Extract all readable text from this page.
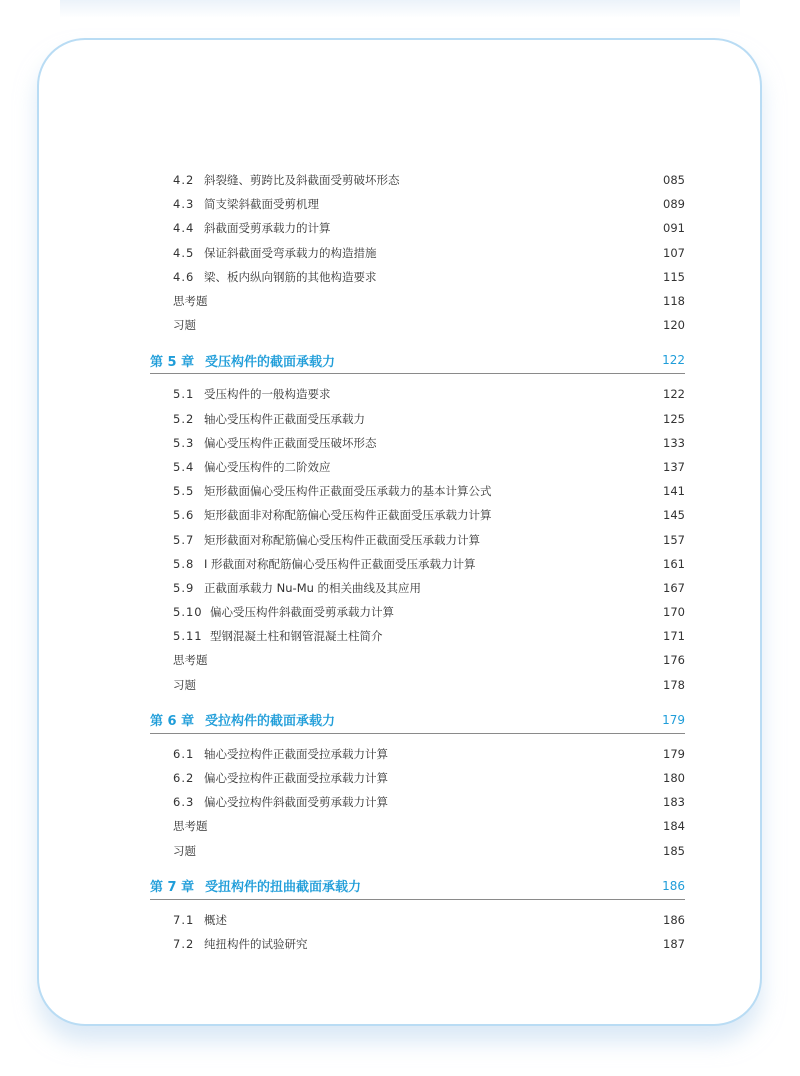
4.2 斜裂缝、剪跨比及斜截面受剪破坏形态	085
4.3 简支梁斜截面受剪机理	089
4.4 斜截面受剪承载力的计算	091
4.5 保证斜截面受弯承载力的构造措施	107
4.6 梁、板内纵向钢筋的其他构造要求	115
思考题	118
习题	120
第 5 章 受压构件的截面承载力	122
5.1 受压构件的一般构造要求	122
5.2 轴心受压构件正截面受压承载力	125
5.3 偏心受压构件正截面受压破坏形态	133
5.4 偏心受压构件的二阶效应	137
5.5 矩形截面偏心受压构件正截面受压承载力的基本计算公式	141
5.6 矩形截面非对称配筋偏心受压构件正截面受压承载力计算	145
5.7 矩形截面对称配筋偏心受压构件正截面受压承载力计算	157
5.8 I 形截面对称配筋偏心受压构件正截面受压承载力计算	161
5.9 正截面承载力 Nu-Mu 的相关曲线及其应用	167
5.10 偏心受压构件斜截面受剪承载力计算	170
5.11 型钢混凝土柱和钢管混凝土柱简介	171
思考题	176
习题	178
第 6 章 受拉构件的截面承载力	179
6.1 轴心受拉构件正截面受拉承载力计算	179
6.2 偏心受拉构件正截面受拉承载力计算	180
6.3 偏心受拉构件斜截面受剪承载力计算	183
思考题	184
习题	185
第 7 章 受扭构件的扭曲截面承载力	186
7.1 概述	186
7.2 纯扭构件的试验研究	187
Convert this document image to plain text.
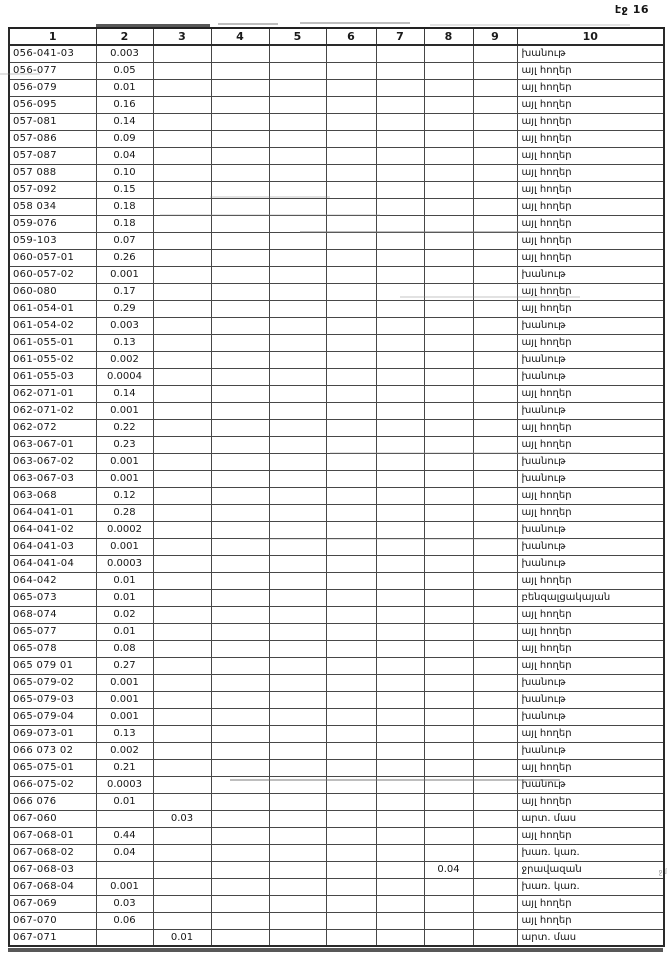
էջ 16
ջմ
1	2	3	4	5	6	7	8	9	10
056-041-03	0.003								խանութ
056-077	0.05								այլ հողեր
056-079	0.01								այլ հողեր
056-095	0.16								այլ հողեր
057-081	0.14								այլ հողեր
057-086	0.09								այլ հողեր
057-087	0.04								այլ հողեր
057 088	0.10								այլ հողեր
057-092	0.15								այլ հողեր
058 034	0.18								այլ հողեր
059-076	0.18								այլ հողեր
059-103	0.07								այլ հողեր
060-057-01	0.26								այլ հողեր
060-057-02	0.001								խանութ
060-080	0.17								այլ հողեր
061-054-01	0.29								այլ հողեր
061-054-02	0.003								խանութ
061-055-01	0.13								այլ հողեր
061-055-02	0.002								խանութ
061-055-03	0.0004								խանութ
062-071-01	0.14								այլ հողեր
062-071-02	0.001								խանութ
062-072	0.22								այլ հողեր
063-067-01	0.23								այլ հողեր
063-067-02	0.001								խանութ
063-067-03	0.001								խանութ
063-068	0.12								այլ հողեր
064-041-01	0.28								այլ հողեր
064-041-02	0.0002								խանութ
064-041-03	0.001								խանութ
064-041-04	0.0003								խանութ
064-042	0.01								այլ հողեր
065-073	0.01								բենզալցակայան
068-074	0.02								այլ հողեր
065-077	0.01								այլ հողեր
065-078	0.08								այլ հողեր
065 079 01	0.27								այլ հողեր
065-079-02	0.001								խանութ
065-079-03	0.001								խանութ
065-079-04	0.001								խանութ
069-073-01	0.13								այլ հողեր
066 073 02	0.002								խանութ
065-075-01	0.21								այլ հողեր
066-075-02	0.0003								խանութ
066 076	0.01								այլ հողեր
067-060		0.03							արտ. մաս
067-068-01	0.44								այլ հողեր
067-068-02	0.04								խառ. կառ.
067-068-03							0.04		ջրավազան
067-068-04	0.001								խառ. կառ.
067-069	0.03								այլ հողեր
067-070	0.06								այլ հողեր
067-071		0.01							արտ. մաս
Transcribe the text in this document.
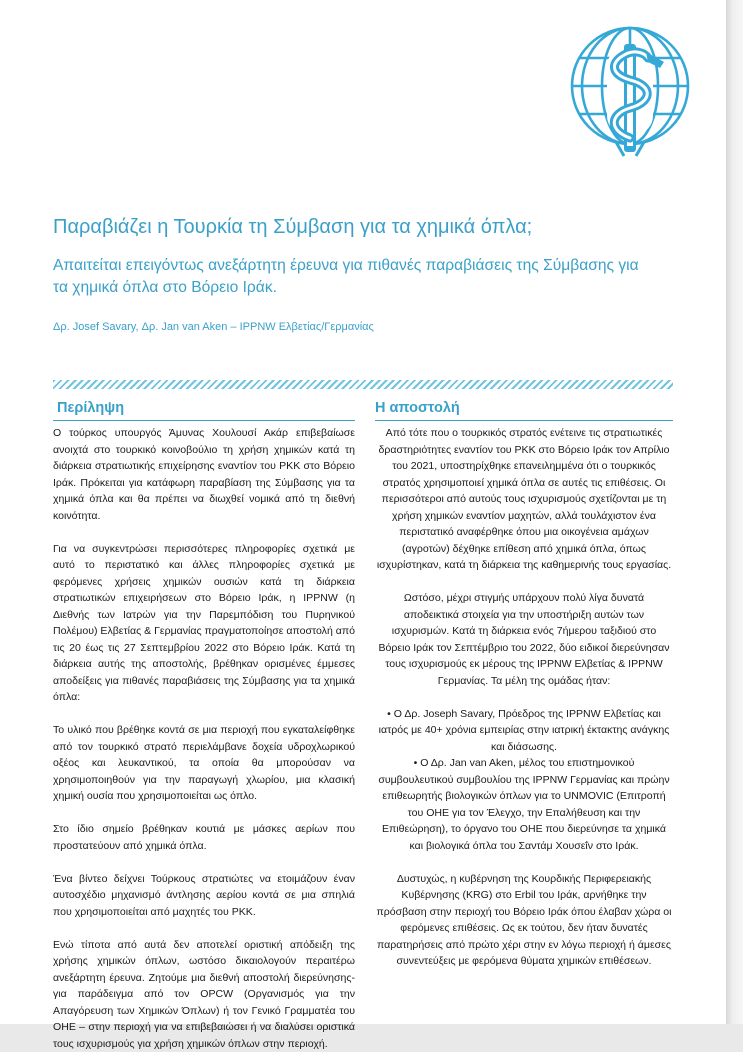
Παραβιάζει η Τουρκία τη Σύμβαση για τα χημικά όπλα;
Απαιτείται επειγόντως ανεξάρτητη έρευνα για πιθανές παραβιάσεις της Σύμβασης για τα χημικά όπλα στο Βόρειο Ιράκ.

Δρ. Josef Savary, Δρ. Jan van Aken – IPPNW Ελβετίας/Γερμανίας

Περίληψη

Ο τούρκος υπουργός Άμυνας Χουλουσί Ακάρ επιβεβαίωσε ανοιχτά στο τουρκικό κοινοβούλιο τη χρήση χημικών κατά τη διάρκεια στρατιωτικής επιχείρησης εναντίον του PKK στο Βόρειο Ιράκ. Πρόκειται για κατάφωρη παραβίαση της Σύμβασης για τα χημικά όπλα και θα πρέπει να διωχθεί νομικά από τη διεθνή κοινότητα.

Για να συγκεντρώσει περισσότερες πληροφορίες σχετικά με αυτό το περιστατικό και άλλες πληροφορίες σχετικά με φερόμενες χρήσεις χημικών ουσιών κατά τη διάρκεια στρατιωτικών επιχειρήσεων στο Βόρειο Ιράκ, η IPPNW (η Διεθνής των Ιατρών για την Παρεμπόδιση του Πυρηνικού Πολέμου) Ελβετίας & Γερμανίας πραγματοποίησε αποστολή από τις 20 έως τις 27 Σεπτεμβρίου 2022 στο Βόρειο Ιράκ. Κατά τη διάρκεια αυτής της αποστολής, βρέθηκαν ορισμένες έμμεσες αποδείξεις για πιθανές παραβιάσεις της Σύμβασης για τα χημικά όπλα:

Το υλικό που βρέθηκε κοντά σε μια περιοχή που εγκαταλείφθηκε από τον τουρκικό στρατό περιελάμβανε δοχεία υδροχλωρικού οξέος και λευκαντικού, τα οποία θα μπορούσαν να χρησιμοποιηθούν για την παραγωγή χλωρίου, μια κλασική χημική ουσία που χρησιμοποιείται ως όπλο.

Στο ίδιο σημείο βρέθηκαν κουτιά με μάσκες αερίων που προστατεύουν από χημικά όπλα.

Ένα βίντεο δείχνει Τούρκους στρατιώτες να ετοιμάζουν έναν αυτοσχέδιο μηχανισμό άντλησης αερίου κοντά σε μια σπηλιά που χρησιμοποιείται από μαχητές του PKK.

Ενώ τίποτα από αυτά δεν αποτελεί οριστική απόδειξη της χρήσης χημικών όπλων, ωστόσο δικαιολογούν περαιτέρω ανεξάρτητη έρευνα. Ζητούμε μια διεθνή αποστολή διερεύνησης-για παράδειγμα από τον OPCW (Οργανισμός για την Απαγόρευση των Χημικών Όπλων) ή τον Γενικό Γραμματέα του ΟΗΕ – στην περιοχή για να επιβεβαιώσει ή να διαλύσει οριστικά τους ισχυρισμούς για χρήση χημικών όπλων στην περιοχή.

Η αποστολή

Από τότε που ο τουρκικός στρατός ενέτεινε τις στρατιωτικές δραστηριότητες εναντίον του PKK στο Βόρειο Ιράκ τον Απρίλιο του 2021, υποστηρίχθηκε επανειλημμένα ότι ο τουρκικός στρατός χρησιμοποιεί χημικά όπλα σε αυτές τις επιθέσεις. Οι περισσότεροι από αυτούς τους ισχυρισμούς σχετίζονται με τη χρήση χημικών εναντίον μαχητών, αλλά τουλάχιστον ένα περιστατικό αναφέρθηκε όπου μια οικογένεια αμάχων (αγροτών) δέχθηκε επίθεση από χημικά όπλα, όπως ισχυρίστηκαν, κατά τη διάρκεια της καθημερινής τους εργασίας.

Ωστόσο, μέχρι στιγμής υπάρχουν πολύ λίγα δυνατά αποδεικτικά στοιχεία για την υποστήριξη αυτών των ισχυρισμών. Κατά τη διάρκεια ενός 7ήμερου ταξιδιού στο Βόρειο Ιράκ τον Σεπτέμβριο του 2022, δύο ειδικοί διερεύνησαν τους ισχυρισμούς εκ μέρους της IPPNW Ελβετίας & IPPNW Γερμανίας. Τα μέλη της ομάδας ήταν:

• Ο Δρ. Joseph Savary, Πρόεδρος της IPPNW Ελβετίας και ιατρός με 40+ χρόνια εμπειρίας στην ιατρική έκτακτης ανάγκης και διάσωσης.

• Ο Δρ. Jan van Aken, μέλος του επιστημονικού συμβουλευτικού συμβουλίου της IPPNW Γερμανίας και πρώην επιθεωρητής βιολογικών όπλων για το UNMOVIC (Επιτροπή του ΟΗΕ για τον Έλεγχο, την Επαλήθευση και την Επιθεώρηση), το όργανο του ΟΗΕ που διερεύνησε τα χημικά και βιολογικά όπλα του Σαντάμ Χουσεΐν στο Ιράκ.

Δυστυχώς, η κυβέρνηση της Κουρδικής Περιφερειακής Κυβέρνησης (KRG) στο Erbil του Ιράκ, αρνήθηκε την πρόσβαση στην περιοχή του Βόρειο Ιράκ όπου έλαβαν χώρα οι φερόμενες επιθέσεις. Ως εκ τούτου, δεν ήταν δυνατές παρατηρήσεις από πρώτο χέρι στην εν λόγω περιοχή ή άμεσες συνεντεύξεις με φερόμενα θύματα χημικών επιθέσεων.
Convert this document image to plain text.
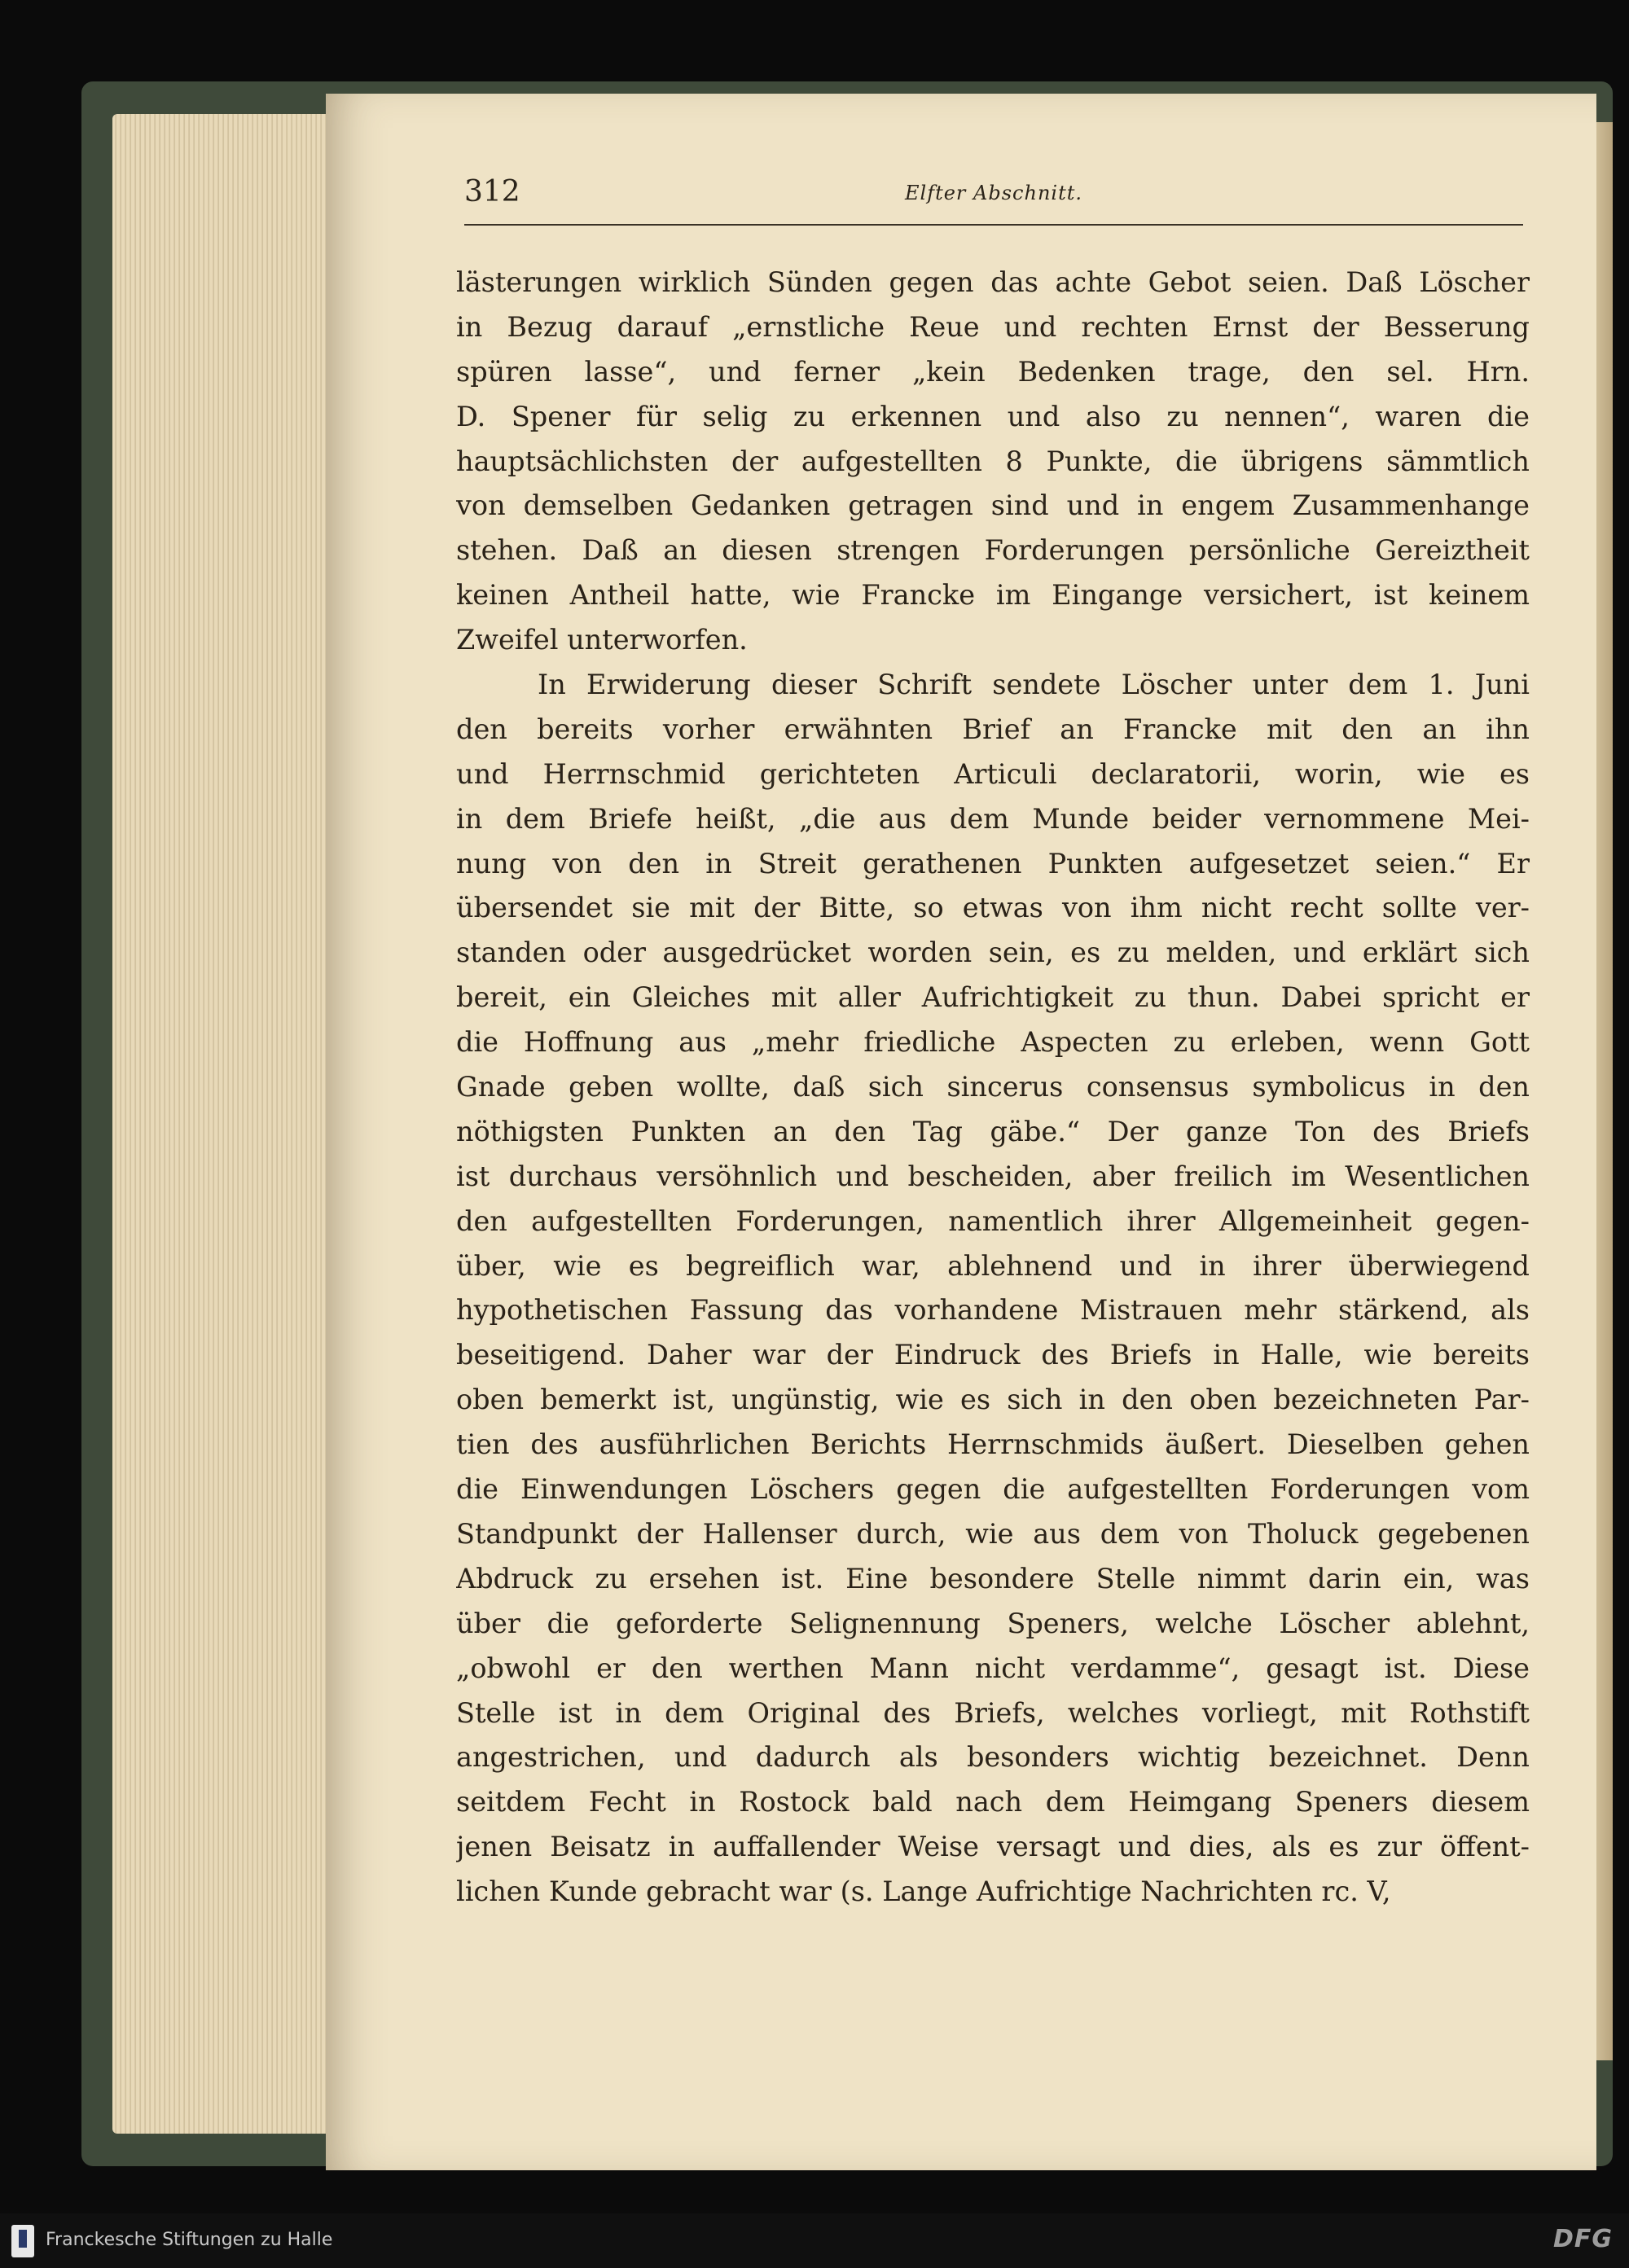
312	Elfter Abschnitt.
lästerungen wirklich Sünden gegen das achte Gebot seien. Daß Löscher
in Bezug darauf „ernstliche Reue und rechten Ernst der Besserung
spüren lasse“, und ferner „kein Bedenken trage, den sel. Hrn.
D. Spener für selig zu erkennen und also zu nennen“, waren die
hauptsächlichsten der aufgestellten 8 Punkte, die übrigens sämmtlich
von demselben Gedanken getragen sind und in engem Zusammenhange
stehen. Daß an diesen strengen Forderungen persönliche Gereiztheit
keinen Antheil hatte, wie Francke im Eingange versichert, ist keinem
Zweifel unterworfen.
In Erwiderung dieser Schrift sendete Löscher unter dem 1. Juni
den bereits vorher erwähnten Brief an Francke mit den an ihn
und Herrnschmid gerichteten Articuli declaratorii, worin, wie es
in dem Briefe heißt, „die aus dem Munde beider vernommene Mei-
nung von den in Streit gerathenen Punkten aufgesetzet seien.“ Er
übersendet sie mit der Bitte, so etwas von ihm nicht recht sollte ver-
standen oder ausgedrücket worden sein, es zu melden, und erklärt sich
bereit, ein Gleiches mit aller Aufrichtigkeit zu thun. Dabei spricht er
die Hoffnung aus „mehr friedliche Aspecten zu erleben, wenn Gott
Gnade geben wollte, daß sich sincerus consensus symbolicus in den
nöthigsten Punkten an den Tag gäbe.“ Der ganze Ton des Briefs
ist durchaus versöhnlich und bescheiden, aber freilich im Wesentlichen
den aufgestellten Forderungen, namentlich ihrer Allgemeinheit gegen-
über, wie es begreiflich war, ablehnend und in ihrer überwiegend
hypothetischen Fassung das vorhandene Mistrauen mehr stärkend, als
beseitigend. Daher war der Eindruck des Briefs in Halle, wie bereits
oben bemerkt ist, ungünstig, wie es sich in den oben bezeichneten Par-
tien des ausführlichen Berichts Herrnschmids äußert. Dieselben gehen
die Einwendungen Löschers gegen die aufgestellten Forderungen vom
Standpunkt der Hallenser durch, wie aus dem von Tholuck gegebenen
Abdruck zu ersehen ist. Eine besondere Stelle nimmt darin ein, was
über die geforderte Selignennung Speners, welche Löscher ablehnt,
„obwohl er den werthen Mann nicht verdamme“, gesagt ist. Diese
Stelle ist in dem Original des Briefs, welches vorliegt, mit Rothstift
angestrichen, und dadurch als besonders wichtig bezeichnet. Denn
seitdem Fecht in Rostock bald nach dem Heimgang Speners diesem
jenen Beisatz in auffallender Weise versagt und dies, als es zur öffent-
lichen Kunde gebracht war (s. Lange Aufrichtige Nachrichten rc. V,
Franckesche Stiftungen zu Halle	DFG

■ ■ ■ ■ ■

*Challenge*
Go through the records above, find every line with the word "Forderungen", and list those lines.

*Solution below*
stehen. Daß an diesen strengen Forderungen persönliche Gereiztheit
den aufgestellten Forderungen, namentlich ihrer Allgemeinheit gegen-
die Einwendungen Löschers gegen die aufgestellten Forderungen vom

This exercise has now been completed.